Copy every line from the material below that holds "Contains".

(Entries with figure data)
-- START --

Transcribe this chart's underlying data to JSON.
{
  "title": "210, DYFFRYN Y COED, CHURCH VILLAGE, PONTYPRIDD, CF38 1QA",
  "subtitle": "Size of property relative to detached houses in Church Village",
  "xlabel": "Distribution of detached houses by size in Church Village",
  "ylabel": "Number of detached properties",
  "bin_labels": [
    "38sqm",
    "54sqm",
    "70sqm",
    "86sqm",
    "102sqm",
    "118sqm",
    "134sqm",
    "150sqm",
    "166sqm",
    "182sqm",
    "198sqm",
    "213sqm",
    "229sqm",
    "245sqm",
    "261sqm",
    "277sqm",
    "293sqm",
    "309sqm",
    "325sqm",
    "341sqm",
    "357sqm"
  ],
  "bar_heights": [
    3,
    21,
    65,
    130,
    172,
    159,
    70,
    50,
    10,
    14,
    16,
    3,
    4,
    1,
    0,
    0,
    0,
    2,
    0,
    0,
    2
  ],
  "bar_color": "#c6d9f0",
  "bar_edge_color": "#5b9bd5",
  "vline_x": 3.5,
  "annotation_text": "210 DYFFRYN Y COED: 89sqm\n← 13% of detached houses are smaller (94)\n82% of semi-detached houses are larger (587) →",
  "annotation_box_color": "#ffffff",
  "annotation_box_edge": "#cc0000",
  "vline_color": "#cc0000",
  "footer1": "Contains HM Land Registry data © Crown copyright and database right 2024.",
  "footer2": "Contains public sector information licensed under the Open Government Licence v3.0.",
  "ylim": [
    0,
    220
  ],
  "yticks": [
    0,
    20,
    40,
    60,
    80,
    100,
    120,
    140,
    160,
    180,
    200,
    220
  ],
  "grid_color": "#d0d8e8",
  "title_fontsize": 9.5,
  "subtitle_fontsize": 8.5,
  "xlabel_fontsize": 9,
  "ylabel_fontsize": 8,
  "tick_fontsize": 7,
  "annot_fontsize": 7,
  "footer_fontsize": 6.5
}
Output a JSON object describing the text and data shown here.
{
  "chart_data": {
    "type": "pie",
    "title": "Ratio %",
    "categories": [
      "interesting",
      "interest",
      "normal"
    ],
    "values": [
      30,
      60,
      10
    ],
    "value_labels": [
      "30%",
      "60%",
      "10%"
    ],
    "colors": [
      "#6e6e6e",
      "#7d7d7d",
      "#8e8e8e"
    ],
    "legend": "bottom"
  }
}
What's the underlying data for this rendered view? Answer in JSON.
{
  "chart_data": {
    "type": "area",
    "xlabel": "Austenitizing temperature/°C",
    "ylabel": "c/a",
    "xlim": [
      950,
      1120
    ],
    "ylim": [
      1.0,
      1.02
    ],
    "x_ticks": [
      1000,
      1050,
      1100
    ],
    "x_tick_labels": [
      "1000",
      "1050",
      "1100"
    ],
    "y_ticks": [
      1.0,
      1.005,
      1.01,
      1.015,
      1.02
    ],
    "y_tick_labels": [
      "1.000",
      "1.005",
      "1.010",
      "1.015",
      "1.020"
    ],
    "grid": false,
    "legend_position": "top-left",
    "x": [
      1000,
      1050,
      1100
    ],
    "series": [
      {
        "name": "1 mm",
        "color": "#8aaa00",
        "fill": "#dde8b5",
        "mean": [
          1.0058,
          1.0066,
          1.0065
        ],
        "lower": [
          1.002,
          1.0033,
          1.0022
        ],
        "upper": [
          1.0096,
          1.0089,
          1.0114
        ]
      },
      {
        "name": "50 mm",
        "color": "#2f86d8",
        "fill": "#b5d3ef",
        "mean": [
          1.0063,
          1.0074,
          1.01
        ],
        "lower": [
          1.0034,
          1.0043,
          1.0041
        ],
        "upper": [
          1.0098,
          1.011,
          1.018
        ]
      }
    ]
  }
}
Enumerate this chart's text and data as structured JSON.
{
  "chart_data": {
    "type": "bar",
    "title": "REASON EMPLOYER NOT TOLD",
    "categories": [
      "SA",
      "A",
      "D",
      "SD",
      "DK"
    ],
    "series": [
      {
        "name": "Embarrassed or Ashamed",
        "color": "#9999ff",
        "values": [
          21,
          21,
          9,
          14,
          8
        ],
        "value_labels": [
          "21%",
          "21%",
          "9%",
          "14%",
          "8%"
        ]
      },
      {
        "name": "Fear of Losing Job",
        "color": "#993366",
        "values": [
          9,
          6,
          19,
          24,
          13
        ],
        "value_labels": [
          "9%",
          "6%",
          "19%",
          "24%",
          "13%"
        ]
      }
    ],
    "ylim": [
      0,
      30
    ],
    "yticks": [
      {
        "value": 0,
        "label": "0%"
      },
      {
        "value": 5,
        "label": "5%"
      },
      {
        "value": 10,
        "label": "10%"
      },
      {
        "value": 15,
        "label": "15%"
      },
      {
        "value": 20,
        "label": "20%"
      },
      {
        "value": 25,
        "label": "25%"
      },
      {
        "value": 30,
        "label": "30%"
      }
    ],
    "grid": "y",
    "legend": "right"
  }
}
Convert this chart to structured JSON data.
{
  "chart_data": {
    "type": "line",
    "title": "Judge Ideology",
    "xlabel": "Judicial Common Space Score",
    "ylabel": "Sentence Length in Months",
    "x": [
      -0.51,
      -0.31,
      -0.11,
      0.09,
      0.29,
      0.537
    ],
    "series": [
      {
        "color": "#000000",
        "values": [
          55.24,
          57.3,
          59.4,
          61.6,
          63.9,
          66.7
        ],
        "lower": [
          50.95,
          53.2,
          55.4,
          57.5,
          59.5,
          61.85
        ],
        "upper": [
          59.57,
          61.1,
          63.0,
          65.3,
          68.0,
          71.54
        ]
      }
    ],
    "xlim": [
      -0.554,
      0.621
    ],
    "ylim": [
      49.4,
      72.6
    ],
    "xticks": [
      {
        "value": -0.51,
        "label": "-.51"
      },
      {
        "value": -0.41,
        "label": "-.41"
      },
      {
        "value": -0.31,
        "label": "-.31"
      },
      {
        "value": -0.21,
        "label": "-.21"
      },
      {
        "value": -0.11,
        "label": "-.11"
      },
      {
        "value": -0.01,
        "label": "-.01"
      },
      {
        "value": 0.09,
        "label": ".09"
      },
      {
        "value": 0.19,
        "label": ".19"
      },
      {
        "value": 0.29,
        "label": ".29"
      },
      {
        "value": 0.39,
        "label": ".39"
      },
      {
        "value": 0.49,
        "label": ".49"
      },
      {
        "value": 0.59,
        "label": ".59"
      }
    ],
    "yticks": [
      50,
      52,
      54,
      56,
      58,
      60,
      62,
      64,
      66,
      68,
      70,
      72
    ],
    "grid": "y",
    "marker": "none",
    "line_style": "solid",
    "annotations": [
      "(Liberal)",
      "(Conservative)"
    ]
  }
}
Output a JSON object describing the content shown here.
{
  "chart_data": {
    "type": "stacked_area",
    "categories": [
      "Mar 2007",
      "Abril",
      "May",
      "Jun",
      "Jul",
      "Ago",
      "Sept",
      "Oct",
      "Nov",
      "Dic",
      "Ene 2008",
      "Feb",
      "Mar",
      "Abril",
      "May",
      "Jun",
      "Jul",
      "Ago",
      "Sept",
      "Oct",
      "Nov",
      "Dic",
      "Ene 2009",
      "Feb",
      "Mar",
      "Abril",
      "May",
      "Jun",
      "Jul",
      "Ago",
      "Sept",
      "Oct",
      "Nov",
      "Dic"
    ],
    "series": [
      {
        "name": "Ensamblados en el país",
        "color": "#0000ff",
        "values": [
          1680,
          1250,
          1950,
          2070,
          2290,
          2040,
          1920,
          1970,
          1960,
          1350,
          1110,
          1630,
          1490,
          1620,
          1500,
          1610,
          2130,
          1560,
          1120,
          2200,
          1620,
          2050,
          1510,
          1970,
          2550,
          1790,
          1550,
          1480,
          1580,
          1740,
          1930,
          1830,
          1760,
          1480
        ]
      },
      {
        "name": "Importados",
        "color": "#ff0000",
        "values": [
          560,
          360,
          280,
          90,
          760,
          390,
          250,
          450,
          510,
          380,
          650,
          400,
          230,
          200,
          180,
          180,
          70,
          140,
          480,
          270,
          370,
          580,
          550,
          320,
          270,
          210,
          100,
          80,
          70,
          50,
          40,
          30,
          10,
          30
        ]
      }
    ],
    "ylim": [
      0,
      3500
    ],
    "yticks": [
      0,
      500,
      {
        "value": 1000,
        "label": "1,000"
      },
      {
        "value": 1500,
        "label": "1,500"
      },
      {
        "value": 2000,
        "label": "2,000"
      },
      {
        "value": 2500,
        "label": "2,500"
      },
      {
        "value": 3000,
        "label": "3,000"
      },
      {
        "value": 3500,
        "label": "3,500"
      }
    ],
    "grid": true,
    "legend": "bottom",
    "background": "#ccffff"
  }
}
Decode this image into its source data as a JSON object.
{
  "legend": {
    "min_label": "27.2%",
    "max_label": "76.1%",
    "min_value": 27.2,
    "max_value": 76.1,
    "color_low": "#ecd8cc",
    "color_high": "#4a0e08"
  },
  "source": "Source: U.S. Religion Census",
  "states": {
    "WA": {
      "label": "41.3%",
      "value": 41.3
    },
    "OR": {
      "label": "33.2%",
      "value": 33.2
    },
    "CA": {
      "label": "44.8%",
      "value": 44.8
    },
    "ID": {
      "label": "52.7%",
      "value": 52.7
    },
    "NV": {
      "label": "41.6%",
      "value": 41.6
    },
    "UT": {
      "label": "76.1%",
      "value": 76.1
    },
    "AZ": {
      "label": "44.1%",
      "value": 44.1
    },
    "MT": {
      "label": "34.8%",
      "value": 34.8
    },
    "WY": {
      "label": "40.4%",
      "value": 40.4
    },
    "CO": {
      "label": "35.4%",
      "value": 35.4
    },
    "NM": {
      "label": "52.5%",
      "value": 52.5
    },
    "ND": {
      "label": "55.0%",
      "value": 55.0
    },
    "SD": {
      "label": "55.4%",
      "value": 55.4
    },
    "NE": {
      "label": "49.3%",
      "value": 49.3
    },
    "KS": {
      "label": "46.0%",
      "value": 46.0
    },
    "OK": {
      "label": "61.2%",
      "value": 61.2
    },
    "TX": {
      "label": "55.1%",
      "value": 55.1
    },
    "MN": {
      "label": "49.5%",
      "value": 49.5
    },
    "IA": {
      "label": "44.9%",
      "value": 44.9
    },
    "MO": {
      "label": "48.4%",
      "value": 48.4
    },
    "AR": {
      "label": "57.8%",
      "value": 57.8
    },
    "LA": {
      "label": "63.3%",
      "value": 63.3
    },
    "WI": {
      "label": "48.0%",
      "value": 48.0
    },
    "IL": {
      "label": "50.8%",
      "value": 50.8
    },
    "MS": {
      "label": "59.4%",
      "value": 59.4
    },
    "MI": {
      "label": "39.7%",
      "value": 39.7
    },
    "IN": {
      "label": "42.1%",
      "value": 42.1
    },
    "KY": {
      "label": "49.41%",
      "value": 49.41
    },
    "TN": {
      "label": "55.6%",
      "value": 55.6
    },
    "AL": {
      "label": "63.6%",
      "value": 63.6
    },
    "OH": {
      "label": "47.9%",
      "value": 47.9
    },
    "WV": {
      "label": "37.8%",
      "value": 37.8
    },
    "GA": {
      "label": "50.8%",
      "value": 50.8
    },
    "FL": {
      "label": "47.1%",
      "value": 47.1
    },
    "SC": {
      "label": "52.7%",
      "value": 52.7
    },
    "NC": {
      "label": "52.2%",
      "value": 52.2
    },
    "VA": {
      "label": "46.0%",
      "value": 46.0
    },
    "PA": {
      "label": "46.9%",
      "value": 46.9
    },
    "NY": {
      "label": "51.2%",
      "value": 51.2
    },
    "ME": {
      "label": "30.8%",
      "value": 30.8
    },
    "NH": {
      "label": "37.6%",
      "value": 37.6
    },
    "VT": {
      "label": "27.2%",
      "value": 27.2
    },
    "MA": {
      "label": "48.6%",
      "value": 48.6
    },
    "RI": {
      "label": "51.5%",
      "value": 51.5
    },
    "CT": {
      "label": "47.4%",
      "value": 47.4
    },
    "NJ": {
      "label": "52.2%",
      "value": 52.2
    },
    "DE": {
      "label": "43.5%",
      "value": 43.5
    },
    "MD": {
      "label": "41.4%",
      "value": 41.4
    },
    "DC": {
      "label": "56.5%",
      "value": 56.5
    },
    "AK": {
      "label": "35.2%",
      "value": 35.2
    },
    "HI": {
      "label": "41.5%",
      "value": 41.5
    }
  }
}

-- END --

▶ **Output for this exercise**
  "footer1": "Contains HM Land Registry data © Crown copyright and database right 2024.",
  "footer2": "Contains public sector information licensed under the Open Government Licence v3.0.",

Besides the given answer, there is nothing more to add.